++++ Task data

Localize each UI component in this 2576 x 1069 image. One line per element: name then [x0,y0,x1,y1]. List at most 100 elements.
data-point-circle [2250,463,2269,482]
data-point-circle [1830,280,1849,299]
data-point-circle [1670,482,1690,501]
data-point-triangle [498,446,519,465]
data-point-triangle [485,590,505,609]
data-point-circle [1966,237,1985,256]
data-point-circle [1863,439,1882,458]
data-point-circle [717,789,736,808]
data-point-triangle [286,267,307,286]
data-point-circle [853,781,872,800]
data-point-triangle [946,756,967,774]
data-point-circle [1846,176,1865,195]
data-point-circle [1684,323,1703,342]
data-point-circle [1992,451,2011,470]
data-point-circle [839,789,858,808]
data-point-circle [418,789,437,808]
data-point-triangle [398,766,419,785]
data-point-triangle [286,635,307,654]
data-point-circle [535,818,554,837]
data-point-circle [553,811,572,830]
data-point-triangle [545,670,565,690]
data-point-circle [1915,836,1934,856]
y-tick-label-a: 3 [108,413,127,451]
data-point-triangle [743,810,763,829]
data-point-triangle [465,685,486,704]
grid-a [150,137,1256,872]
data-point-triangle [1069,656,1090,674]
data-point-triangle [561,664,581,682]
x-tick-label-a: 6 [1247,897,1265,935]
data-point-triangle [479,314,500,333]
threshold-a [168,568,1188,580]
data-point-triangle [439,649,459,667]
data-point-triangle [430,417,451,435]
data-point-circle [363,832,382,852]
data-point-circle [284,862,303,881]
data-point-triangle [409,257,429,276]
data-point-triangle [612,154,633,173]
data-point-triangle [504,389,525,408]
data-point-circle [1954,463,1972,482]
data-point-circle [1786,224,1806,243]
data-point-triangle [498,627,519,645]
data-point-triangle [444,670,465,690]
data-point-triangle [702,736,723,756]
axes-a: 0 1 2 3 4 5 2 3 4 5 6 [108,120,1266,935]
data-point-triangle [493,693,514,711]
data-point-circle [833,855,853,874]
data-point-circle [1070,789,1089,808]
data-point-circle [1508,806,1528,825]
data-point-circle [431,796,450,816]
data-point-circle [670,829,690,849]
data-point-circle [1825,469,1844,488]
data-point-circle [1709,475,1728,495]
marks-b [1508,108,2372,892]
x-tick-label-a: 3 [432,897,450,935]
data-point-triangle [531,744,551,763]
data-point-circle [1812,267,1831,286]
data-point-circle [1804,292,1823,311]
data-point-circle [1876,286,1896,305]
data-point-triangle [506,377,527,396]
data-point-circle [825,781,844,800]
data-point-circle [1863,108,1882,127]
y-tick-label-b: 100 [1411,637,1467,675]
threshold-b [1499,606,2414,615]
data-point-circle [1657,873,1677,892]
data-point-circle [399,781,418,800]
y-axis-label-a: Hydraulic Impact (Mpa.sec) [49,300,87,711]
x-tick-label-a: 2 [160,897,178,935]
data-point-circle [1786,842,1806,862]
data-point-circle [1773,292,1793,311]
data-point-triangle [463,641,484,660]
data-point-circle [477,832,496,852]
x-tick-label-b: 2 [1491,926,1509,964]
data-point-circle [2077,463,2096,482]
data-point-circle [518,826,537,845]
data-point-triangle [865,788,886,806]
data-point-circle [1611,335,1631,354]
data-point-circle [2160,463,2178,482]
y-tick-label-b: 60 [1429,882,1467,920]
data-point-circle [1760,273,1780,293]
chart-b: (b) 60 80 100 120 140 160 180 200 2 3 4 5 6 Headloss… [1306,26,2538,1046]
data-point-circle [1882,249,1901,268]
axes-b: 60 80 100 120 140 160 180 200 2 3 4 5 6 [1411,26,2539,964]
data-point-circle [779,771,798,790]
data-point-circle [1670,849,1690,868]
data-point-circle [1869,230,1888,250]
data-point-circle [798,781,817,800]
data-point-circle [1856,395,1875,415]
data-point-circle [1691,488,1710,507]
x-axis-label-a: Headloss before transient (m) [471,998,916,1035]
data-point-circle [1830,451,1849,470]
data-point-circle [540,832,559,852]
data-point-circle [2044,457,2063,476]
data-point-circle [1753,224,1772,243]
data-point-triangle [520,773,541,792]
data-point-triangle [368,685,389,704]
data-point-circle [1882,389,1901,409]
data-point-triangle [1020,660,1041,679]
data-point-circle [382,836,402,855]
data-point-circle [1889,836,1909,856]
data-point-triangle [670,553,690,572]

++++++++

• **Short task**
Report each line of the records above that contains the string "tick", copying those lines in full. Case counts, so uppercase and lowercase letters do not match each other.

• **Task response**
y-tick-label-a: 3 [108,413,127,451]
x-tick-label-a: 6 [1247,897,1265,935]
x-tick-label-a: 3 [432,897,450,935]
y-tick-label-b: 100 [1411,637,1467,675]
x-tick-label-a: 2 [160,897,178,935]
x-tick-label-b: 2 [1491,926,1509,964]
y-tick-label-b: 60 [1429,882,1467,920]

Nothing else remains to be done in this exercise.